** begin DATA SUPPLIED **

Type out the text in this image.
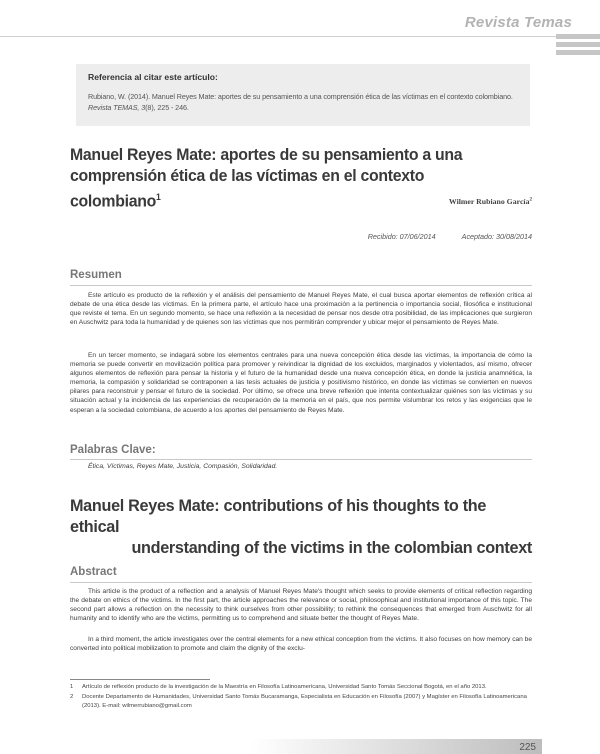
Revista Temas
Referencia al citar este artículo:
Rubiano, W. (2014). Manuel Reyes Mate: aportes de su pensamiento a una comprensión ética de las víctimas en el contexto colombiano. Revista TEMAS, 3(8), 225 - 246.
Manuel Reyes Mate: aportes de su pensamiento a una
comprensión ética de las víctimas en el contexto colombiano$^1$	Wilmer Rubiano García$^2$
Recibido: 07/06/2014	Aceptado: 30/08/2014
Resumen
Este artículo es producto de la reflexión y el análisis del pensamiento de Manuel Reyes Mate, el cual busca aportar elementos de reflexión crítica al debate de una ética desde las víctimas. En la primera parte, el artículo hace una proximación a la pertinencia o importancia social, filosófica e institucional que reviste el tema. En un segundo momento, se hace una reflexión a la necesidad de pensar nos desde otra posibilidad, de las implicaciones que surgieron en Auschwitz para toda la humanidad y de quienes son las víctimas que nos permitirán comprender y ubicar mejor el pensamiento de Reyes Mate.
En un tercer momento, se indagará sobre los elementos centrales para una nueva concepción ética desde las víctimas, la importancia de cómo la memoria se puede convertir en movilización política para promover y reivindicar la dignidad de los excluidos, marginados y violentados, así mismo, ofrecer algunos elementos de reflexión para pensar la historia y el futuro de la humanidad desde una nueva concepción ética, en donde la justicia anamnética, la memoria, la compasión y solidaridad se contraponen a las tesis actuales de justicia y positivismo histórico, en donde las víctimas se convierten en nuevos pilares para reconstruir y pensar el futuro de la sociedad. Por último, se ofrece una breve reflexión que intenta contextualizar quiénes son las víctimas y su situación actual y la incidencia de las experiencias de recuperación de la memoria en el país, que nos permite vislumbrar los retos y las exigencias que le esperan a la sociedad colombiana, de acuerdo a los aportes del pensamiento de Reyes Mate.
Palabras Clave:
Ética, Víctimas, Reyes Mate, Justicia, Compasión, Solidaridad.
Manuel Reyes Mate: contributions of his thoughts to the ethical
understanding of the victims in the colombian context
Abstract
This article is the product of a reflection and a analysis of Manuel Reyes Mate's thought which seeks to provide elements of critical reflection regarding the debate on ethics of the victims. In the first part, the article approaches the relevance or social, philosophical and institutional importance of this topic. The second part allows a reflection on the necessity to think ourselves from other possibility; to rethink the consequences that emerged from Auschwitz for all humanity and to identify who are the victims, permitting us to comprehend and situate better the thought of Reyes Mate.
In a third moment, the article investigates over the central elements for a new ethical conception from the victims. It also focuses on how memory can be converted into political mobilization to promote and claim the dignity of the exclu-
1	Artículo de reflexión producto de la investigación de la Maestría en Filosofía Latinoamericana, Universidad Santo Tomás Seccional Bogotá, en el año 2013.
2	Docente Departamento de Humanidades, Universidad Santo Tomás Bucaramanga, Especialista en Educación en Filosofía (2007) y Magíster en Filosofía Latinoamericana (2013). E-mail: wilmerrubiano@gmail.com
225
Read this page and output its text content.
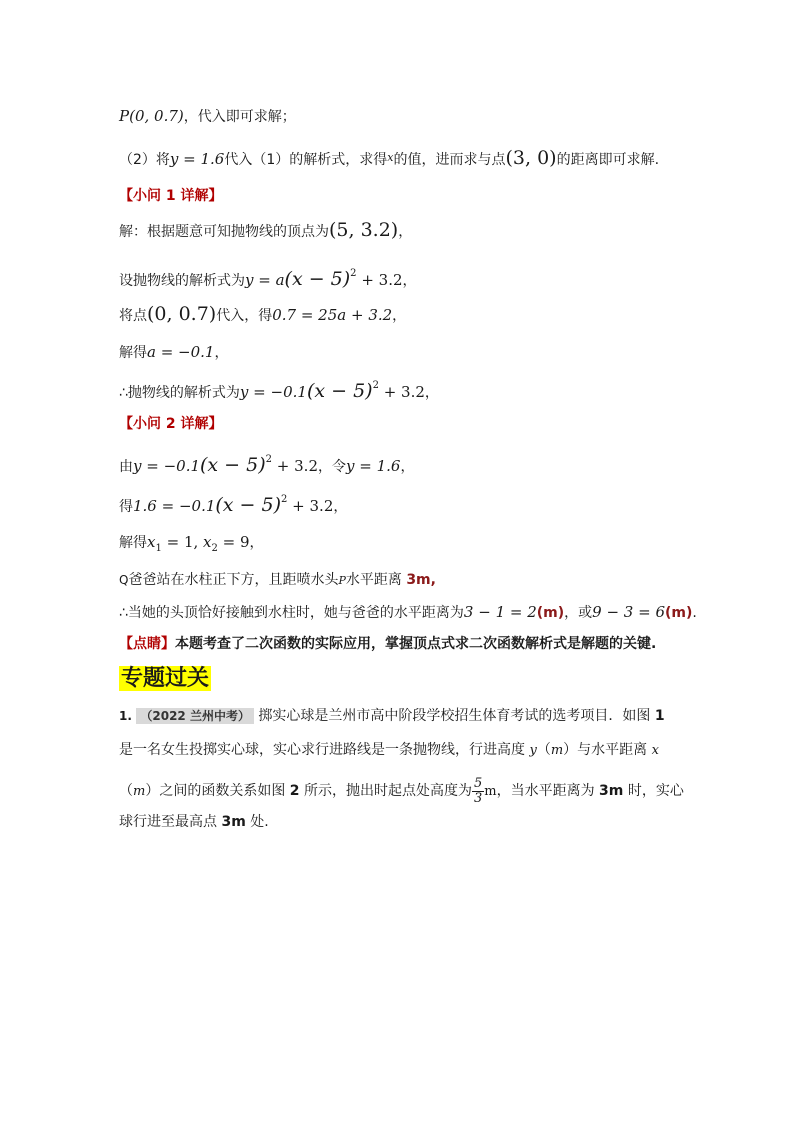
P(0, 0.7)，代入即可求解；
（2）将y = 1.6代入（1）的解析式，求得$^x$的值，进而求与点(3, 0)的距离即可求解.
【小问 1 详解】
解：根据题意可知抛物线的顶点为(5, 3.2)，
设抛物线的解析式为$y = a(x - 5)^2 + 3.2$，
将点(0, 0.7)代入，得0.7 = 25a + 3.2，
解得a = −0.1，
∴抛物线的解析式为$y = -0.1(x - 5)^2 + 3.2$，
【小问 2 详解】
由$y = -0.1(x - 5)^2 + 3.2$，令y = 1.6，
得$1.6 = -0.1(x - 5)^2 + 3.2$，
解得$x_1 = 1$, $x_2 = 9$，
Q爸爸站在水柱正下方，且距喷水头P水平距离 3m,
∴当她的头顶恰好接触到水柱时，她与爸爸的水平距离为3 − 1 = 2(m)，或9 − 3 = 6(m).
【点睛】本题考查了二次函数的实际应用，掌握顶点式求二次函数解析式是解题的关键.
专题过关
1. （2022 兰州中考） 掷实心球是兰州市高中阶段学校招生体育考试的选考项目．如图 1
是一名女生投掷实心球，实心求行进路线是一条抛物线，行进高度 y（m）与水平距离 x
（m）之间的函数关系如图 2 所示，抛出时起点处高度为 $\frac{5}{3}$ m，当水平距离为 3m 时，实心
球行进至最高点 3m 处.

** end DATA SUPPLIED **

▸ TASK TO CARRY OUT:
Without the pictures, write out all of the material exactly.

▸ THE OUTPUT:
Type out the text in this image.
Revista Temas
Referencia al citar este artículo:
Rubiano, W. (2014). Manuel Reyes Mate: aportes de su pensamiento a una comprensión ética de las víctimas en el contexto colombiano. Revista TEMAS, 3(8), 225 - 246.
Manuel Reyes Mate: aportes de su pensamiento a una
comprensión ética de las víctimas en el contexto colombiano$^1$	Wilmer Rubiano García$^2$
Recibido: 07/06/2014	Aceptado: 30/08/2014
Resumen
Este artículo es producto de la reflexión y el análisis del pensamiento de Manuel Reyes Mate, el cual busca aportar elementos de reflexión crítica al debate de una ética desde las víctimas. En la primera parte, el artículo hace una proximación a la pertinencia o importancia social, filosófica e institucional que reviste el tema. En un segundo momento, se hace una reflexión a la necesidad de pensar nos desde otra posibilidad, de las implicaciones que surgieron en Auschwitz para toda la humanidad y de quienes son las víctimas que nos permitirán comprender y ubicar mejor el pensamiento de Reyes Mate.
En un tercer momento, se indagará sobre los elementos centrales para una nueva concepción ética desde las víctimas, la importancia de cómo la memoria se puede convertir en movilización política para promover y reivindicar la dignidad de los excluidos, marginados y violentados, así mismo, ofrecer algunos elementos de reflexión para pensar la historia y el futuro de la humanidad desde una nueva concepción ética, en donde la justicia anamnética, la memoria, la compasión y solidaridad se contraponen a las tesis actuales de justicia y positivismo histórico, en donde las víctimas se convierten en nuevos pilares para reconstruir y pensar el futuro de la sociedad. Por último, se ofrece una breve reflexión que intenta contextualizar quiénes son las víctimas y su situación actual y la incidencia de las experiencias de recuperación de la memoria en el país, que nos permite vislumbrar los retos y las exigencias que le esperan a la sociedad colombiana, de acuerdo a los aportes del pensamiento de Reyes Mate.
Palabras Clave:
Ética, Víctimas, Reyes Mate, Justicia, Compasión, Solidaridad.
Manuel Reyes Mate: contributions of his thoughts to the ethical
understanding of the victims in the colombian context
Abstract
This article is the product of a reflection and a analysis of Manuel Reyes Mate's thought which seeks to provide elements of critical reflection regarding the debate on ethics of the victims. In the first part, the article approaches the relevance or social, philosophical and institutional importance of this topic. The second part allows a reflection on the necessity to think ourselves from other possibility; to rethink the consequences that emerged from Auschwitz for all humanity and to identify who are the victims, permitting us to comprehend and situate better the thought of Reyes Mate.
In a third moment, the article investigates over the central elements for a new ethical conception from the victims. It also focuses on how memory can be converted into political mobilization to promote and claim the dignity of the exclu-
1	Artículo de reflexión producto de la investigación de la Maestría en Filosofía Latinoamericana, Universidad Santo Tomás Seccional Bogotá, en el año 2013.
2	Docente Departamento de Humanidades, Universidad Santo Tomás Bucaramanga, Especialista en Educación en Filosofía (2007) y Magíster en Filosofía Latinoamericana (2013). E-mail: wilmerrubiano@gmail.com
225
Read this page and output its text content.
P(0, 0.7)，代入即可求解；
（2）将y = 1.6代入（1）的解析式，求得$^x$的值，进而求与点(3, 0)的距离即可求解.
【小问 1 详解】
解：根据题意可知抛物线的顶点为(5, 3.2)，
设抛物线的解析式为$y = a(x - 5)^2 + 3.2$，
将点(0, 0.7)代入，得0.7 = 25a + 3.2，
解得a = −0.1，
∴抛物线的解析式为$y = -0.1(x - 5)^2 + 3.2$，
【小问 2 详解】
由$y = -0.1(x - 5)^2 + 3.2$，令y = 1.6，
得$1.6 = -0.1(x - 5)^2 + 3.2$，
解得$x_1 = 1$, $x_2 = 9$，
Q爸爸站在水柱正下方，且距喷水头P水平距离 3m,
∴当她的头顶恰好接触到水柱时，她与爸爸的水平距离为3 − 1 = 2(m)，或9 − 3 = 6(m).
【点睛】本题考查了二次函数的实际应用，掌握顶点式求二次函数解析式是解题的关键.
专题过关
1. （2022 兰州中考） 掷实心球是兰州市高中阶段学校招生体育考试的选考项目．如图 1
是一名女生投掷实心球，实心求行进路线是一条抛物线，行进高度 y（m）与水平距离 x
（m）之间的函数关系如图 2 所示，抛出时起点处高度为 $\frac{5}{3}$ m，当水平距离为 3m 时，实心
球行进至最高点 3m 处.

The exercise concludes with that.